Directive: Find the string "Delta" in the records. Copy every line it appears in.
○ ○ ○ ○
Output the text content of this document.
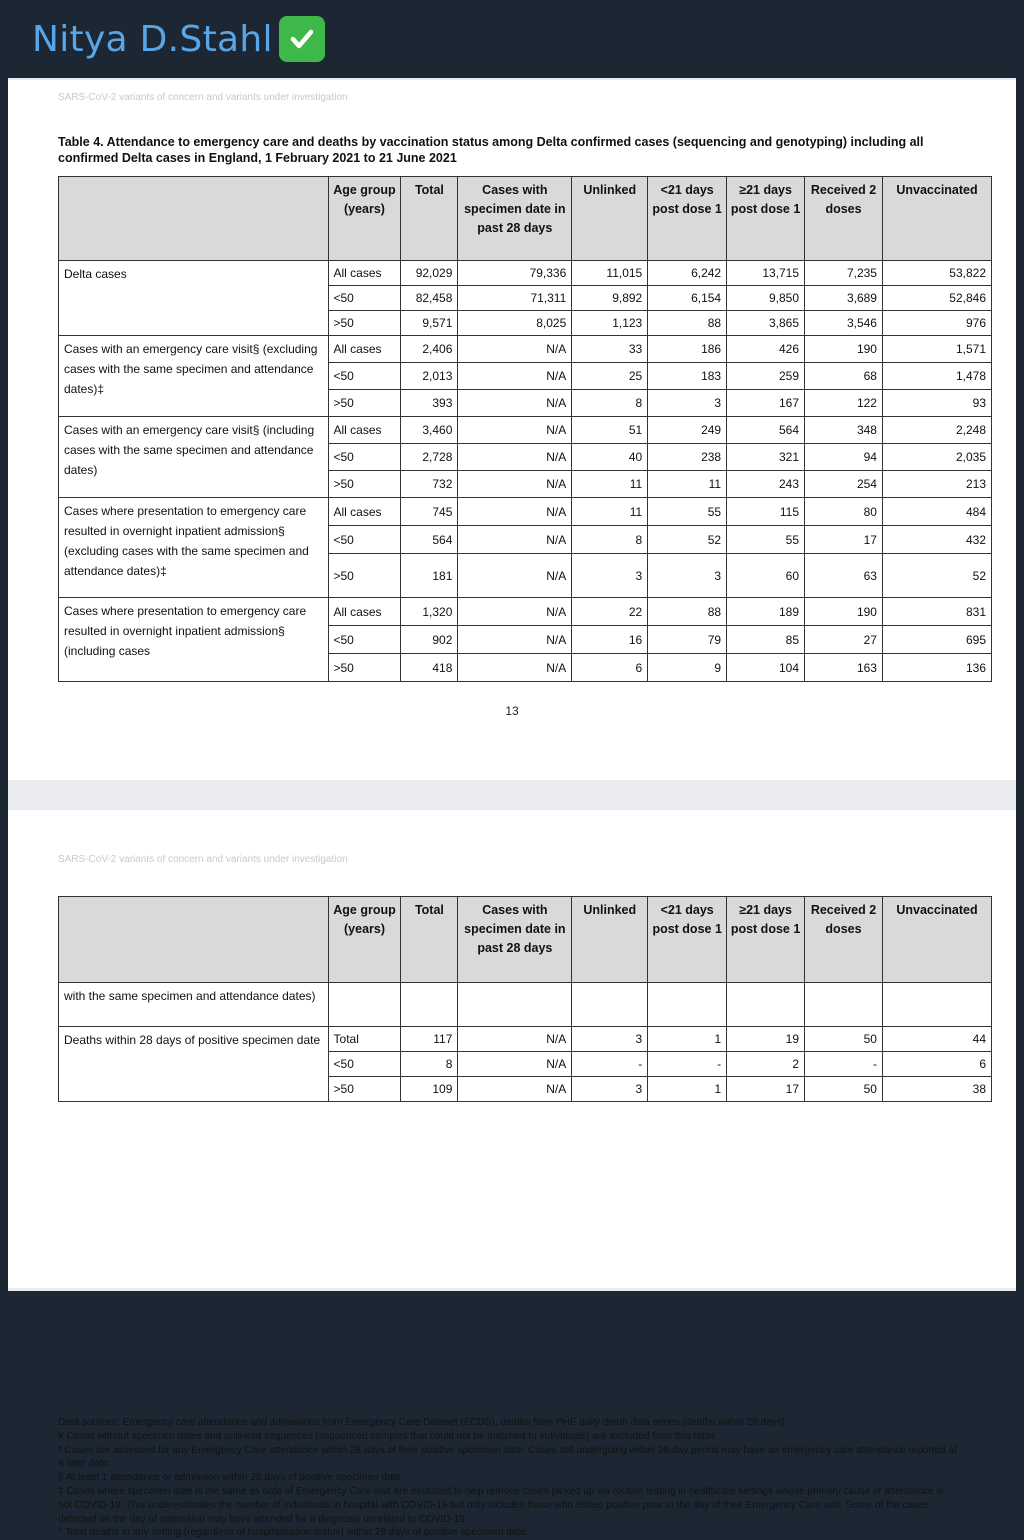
Nitya D.Stahl
SARS-CoV-2 variants of concern and variants under investigation
Table 4. Attendance to emergency care and deaths by vaccination status among Delta confirmed cases (sequencing and genotyping) including all confirmed Delta cases in England, 1 February 2021 to 21 June 2021
	Age group (years)	Total	Cases with specimen date in past 28 days	Unlinked	<21 days post dose 1	≥21 days post dose 1	Received 2 doses	Unvaccinated
Delta cases	All cases	92,029	79,336	11,015	6,242	13,715	7,235	53,822
	<50	82,458	71,311	9,892	6,154	9,850	3,689	52,846
	>50	9,571	8,025	1,123	88	3,865	3,546	976
Cases with an emergency care visit§ (excluding cases with the same specimen and attendance dates)‡	All cases	2,406	N/A	33	186	426	190	1,571
	<50	2,013	N/A	25	183	259	68	1,478
	>50	393	N/A	8	3	167	122	93
Cases with an emergency care visit§ (including cases with the same specimen and attendance dates)	All cases	3,460	N/A	51	249	564	348	2,248
	<50	2,728	N/A	40	238	321	94	2,035
	>50	732	N/A	11	11	243	254	213
Cases where presentation to emergency care resulted in overnight inpatient admission§ (excluding cases with the same specimen and attendance dates)‡	All cases	745	N/A	11	55	115	80	484
	<50	564	N/A	8	52	55	17	432
	>50	181	N/A	3	3	60	63	52
Cases where presentation to emergency care resulted in overnight inpatient admission§ (including cases	All cases	1,320	N/A	22	88	189	190	831
	<50	902	N/A	16	79	85	27	695
	>50	418	N/A	6	9	104	163	136
13
SARS-CoV-2 variants of concern and variants under investigation
	Age group (years)	Total	Cases with specimen date in past 28 days	Unlinked	<21 days post dose 1	≥21 days post dose 1	Received 2 doses	Unvaccinated
with the same specimen and attendance dates)								
Deaths within 28 days of positive specimen date	Total	117	N/A	3	1	19	50	44
	<50	8	N/A	-	-	2	-	6
	>50	109	N/A	3	1	17	50	38
Data sources: Emergency care attendance and admissions from Emergency Care Dataset (ECDS), deaths from PHE daily death data series (deaths within 28 days)
¥ Cases without specimen dates and unlinked sequences (sequenced samples that could not be matched to individuals) are excluded from this table.
* Cases are assessed for any Emergency Care attendance within 28 days of their positive specimen date. Cases still undergoing within 28-day period may have an emergency care attendance reported at a later date.
§ At least 1 attendance or admission within 28 days of positive specimen date
‡ Cases where specimen date is the same as date of Emergency Care visit are excluded to help remove cases picked up via routine testing in healthcare settings whose primary cause of attendance is not COVID-19. This underestimates the number of individuals in hospital with COVID-19 but only includes those who tested positive prior to the day of their Emergency Care visit. Some of the cases detected on the day of admission may have attended for a diagnosis unrelated to COVID-19.
^ Total deaths in any setting (regardless of hospitalisation status) within 28 days of positive specimen date.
○ ○ ○ ○
The output:
Table 4. Attendance to emergency care and deaths by vaccination status among Delta confirmed cases (sequencing and genotyping) including all confirmed Delta cases in England, 1 February 2021 to 21 June 2021
Delta cases	All cases	92,029	79,336	11,015	6,242	13,715	7,235	53,822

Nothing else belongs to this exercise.